→ **MATERIAL SUPPLIED**:
************
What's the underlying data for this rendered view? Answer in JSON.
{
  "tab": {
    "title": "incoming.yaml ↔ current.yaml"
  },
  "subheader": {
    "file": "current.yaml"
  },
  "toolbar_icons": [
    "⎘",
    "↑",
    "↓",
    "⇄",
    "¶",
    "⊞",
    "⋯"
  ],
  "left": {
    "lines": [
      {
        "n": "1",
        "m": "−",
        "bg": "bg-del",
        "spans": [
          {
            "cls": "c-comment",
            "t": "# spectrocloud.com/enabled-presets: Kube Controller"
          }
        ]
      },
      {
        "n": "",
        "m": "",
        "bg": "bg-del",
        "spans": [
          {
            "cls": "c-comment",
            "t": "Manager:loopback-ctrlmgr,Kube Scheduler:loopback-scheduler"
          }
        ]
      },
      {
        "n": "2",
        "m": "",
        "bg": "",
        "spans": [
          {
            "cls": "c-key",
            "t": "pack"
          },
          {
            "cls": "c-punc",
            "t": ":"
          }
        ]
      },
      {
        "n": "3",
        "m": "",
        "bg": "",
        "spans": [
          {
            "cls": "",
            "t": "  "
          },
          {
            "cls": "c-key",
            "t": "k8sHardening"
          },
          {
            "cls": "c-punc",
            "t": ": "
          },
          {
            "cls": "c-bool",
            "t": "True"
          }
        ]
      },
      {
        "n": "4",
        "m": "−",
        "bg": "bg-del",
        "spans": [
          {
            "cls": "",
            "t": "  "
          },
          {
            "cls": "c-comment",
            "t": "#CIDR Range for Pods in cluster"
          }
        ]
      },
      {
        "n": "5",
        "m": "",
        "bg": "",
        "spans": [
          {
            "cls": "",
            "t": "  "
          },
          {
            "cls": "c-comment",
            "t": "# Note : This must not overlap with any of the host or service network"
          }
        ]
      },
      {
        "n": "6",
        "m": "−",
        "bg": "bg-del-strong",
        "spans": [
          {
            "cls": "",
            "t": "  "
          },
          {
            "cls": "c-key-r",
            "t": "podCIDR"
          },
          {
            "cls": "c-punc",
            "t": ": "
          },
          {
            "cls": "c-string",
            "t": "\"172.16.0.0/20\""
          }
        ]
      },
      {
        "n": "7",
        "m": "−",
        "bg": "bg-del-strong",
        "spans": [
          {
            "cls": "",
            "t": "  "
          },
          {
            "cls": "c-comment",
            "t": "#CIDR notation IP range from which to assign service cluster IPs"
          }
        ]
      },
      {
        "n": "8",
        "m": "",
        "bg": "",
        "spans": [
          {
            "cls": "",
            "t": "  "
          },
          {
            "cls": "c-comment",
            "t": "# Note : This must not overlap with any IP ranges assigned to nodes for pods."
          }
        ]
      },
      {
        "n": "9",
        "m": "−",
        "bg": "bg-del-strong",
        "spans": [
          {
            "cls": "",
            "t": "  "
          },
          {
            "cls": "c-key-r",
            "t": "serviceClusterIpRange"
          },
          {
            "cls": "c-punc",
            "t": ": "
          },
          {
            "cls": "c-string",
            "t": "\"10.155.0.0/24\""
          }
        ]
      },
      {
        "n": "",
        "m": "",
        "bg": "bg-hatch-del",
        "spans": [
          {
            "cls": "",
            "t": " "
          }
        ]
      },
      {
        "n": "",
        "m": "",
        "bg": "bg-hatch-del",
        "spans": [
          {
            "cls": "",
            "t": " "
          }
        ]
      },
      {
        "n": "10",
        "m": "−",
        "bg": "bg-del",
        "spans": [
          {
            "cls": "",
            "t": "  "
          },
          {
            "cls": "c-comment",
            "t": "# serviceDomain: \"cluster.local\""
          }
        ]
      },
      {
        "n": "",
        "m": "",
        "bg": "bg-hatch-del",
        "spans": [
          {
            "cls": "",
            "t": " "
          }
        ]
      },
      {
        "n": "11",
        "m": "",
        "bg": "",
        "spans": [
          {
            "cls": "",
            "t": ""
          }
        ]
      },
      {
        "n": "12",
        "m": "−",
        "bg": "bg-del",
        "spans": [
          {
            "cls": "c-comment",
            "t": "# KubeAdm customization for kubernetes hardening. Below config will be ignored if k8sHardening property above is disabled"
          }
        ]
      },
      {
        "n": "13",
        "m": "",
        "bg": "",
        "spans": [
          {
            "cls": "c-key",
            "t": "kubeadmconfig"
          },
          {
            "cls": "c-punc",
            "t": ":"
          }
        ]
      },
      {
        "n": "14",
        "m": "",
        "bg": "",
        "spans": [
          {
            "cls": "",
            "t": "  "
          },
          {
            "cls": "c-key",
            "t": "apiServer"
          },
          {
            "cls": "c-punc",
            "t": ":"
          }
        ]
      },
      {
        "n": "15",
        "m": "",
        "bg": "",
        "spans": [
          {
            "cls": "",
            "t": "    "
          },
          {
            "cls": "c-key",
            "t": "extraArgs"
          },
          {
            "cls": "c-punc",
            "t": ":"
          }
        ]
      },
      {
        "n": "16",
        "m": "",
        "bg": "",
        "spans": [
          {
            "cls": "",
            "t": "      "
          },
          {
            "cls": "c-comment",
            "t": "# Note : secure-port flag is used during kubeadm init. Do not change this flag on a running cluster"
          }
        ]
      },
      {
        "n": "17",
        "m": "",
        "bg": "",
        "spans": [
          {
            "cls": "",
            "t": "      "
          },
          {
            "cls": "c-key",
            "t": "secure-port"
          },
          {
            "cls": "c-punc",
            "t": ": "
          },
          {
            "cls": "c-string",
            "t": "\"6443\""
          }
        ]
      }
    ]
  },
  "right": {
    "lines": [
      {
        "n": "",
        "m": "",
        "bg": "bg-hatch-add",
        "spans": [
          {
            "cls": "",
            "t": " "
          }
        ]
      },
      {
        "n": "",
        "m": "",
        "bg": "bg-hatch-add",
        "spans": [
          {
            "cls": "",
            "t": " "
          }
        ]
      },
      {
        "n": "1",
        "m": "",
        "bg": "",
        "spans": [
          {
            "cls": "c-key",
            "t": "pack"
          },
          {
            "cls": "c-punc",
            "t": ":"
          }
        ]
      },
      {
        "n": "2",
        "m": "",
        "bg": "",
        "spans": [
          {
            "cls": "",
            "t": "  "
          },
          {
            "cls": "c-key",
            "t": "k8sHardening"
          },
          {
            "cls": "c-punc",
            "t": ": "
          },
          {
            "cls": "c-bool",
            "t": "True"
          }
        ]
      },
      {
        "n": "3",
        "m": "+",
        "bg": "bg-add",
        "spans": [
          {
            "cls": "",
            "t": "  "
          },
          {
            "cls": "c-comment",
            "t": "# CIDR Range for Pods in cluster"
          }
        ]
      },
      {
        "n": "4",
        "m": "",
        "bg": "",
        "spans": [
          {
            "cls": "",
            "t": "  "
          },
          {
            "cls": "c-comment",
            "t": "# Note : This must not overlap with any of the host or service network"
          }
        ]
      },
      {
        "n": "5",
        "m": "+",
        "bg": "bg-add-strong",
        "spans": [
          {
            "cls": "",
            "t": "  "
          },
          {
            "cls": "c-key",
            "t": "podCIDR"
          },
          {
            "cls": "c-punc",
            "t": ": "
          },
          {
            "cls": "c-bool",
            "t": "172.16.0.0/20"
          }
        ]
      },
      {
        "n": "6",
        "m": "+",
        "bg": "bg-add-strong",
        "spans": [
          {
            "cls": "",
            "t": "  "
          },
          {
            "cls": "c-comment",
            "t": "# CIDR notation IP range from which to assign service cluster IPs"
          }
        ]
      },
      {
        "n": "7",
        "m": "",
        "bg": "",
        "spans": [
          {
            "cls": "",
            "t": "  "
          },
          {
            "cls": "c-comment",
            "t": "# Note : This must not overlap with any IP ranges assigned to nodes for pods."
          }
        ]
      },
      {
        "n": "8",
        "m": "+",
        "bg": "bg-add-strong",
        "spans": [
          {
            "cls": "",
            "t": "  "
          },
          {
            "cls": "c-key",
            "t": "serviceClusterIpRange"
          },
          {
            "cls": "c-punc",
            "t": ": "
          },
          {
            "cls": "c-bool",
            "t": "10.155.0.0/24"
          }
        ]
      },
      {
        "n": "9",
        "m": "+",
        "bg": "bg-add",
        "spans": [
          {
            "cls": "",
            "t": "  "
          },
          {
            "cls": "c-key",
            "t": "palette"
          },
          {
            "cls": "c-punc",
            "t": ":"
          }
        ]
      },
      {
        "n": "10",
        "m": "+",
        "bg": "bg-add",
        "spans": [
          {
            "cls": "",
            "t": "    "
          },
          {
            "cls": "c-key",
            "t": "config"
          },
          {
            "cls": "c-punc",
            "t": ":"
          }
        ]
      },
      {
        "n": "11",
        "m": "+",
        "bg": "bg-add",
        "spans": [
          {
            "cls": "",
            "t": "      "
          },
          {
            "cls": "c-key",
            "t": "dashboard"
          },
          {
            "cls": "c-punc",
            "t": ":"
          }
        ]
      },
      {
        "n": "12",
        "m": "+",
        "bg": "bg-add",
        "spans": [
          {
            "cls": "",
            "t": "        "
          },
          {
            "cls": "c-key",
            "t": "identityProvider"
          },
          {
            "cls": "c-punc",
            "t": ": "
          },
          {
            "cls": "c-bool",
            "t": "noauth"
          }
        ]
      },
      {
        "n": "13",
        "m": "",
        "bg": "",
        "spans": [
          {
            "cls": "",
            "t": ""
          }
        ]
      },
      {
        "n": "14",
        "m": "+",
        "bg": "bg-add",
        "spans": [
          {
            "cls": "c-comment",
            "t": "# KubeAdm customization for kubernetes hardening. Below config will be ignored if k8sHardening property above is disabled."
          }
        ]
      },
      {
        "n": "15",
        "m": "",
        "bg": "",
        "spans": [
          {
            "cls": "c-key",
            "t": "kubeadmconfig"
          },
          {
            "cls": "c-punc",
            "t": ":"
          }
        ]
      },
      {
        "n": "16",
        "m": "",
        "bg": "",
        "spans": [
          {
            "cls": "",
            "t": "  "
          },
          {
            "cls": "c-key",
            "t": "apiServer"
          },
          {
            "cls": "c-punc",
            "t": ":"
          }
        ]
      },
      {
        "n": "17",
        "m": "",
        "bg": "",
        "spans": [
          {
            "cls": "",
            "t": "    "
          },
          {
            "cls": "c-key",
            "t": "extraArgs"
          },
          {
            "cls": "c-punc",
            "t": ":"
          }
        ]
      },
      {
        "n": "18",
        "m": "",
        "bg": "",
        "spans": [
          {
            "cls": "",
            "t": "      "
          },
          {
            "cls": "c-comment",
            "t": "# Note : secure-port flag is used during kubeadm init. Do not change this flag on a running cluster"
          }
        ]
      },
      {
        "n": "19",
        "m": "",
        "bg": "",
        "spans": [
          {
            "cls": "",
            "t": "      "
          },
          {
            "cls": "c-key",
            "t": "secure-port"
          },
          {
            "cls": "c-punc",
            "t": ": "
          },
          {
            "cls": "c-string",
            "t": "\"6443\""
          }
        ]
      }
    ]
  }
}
************
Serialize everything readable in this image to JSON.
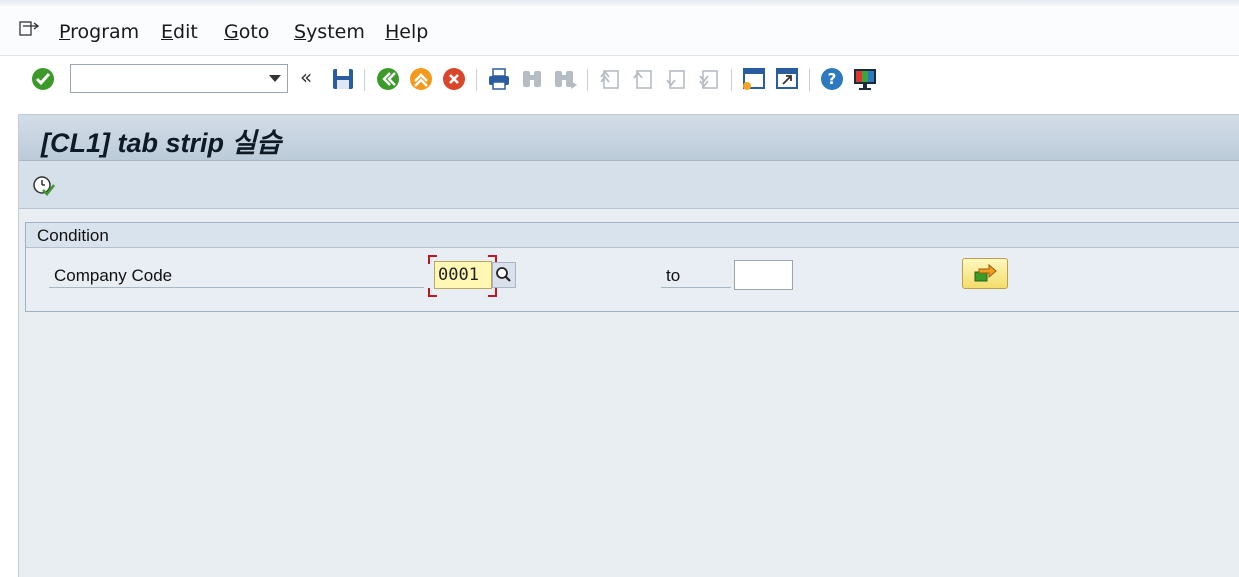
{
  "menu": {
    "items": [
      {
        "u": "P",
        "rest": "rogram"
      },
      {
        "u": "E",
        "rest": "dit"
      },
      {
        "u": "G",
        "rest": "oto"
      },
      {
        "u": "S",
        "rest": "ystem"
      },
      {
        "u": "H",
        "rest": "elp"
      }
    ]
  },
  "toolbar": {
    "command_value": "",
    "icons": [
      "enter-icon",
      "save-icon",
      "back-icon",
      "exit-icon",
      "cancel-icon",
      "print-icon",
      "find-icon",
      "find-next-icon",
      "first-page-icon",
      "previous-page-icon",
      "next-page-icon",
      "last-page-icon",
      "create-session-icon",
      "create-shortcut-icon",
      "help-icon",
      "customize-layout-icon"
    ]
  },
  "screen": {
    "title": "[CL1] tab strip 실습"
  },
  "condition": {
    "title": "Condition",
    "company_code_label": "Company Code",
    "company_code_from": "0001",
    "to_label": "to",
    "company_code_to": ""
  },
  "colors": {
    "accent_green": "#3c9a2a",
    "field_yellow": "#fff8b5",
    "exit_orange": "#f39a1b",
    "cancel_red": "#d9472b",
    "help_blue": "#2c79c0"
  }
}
************
→ **WRITTEN TASK**: Report every line containing the word "Below" from the listing above.

→ **EXERCISE RESULT**:
            "t": "# KubeAdm customization for kubernetes hardening. Below config will be ignored if k8sHardening property above is disabled"
            "t": "# KubeAdm customization for kubernetes hardening. Below config will be ignored if k8sHardening property above is disabled."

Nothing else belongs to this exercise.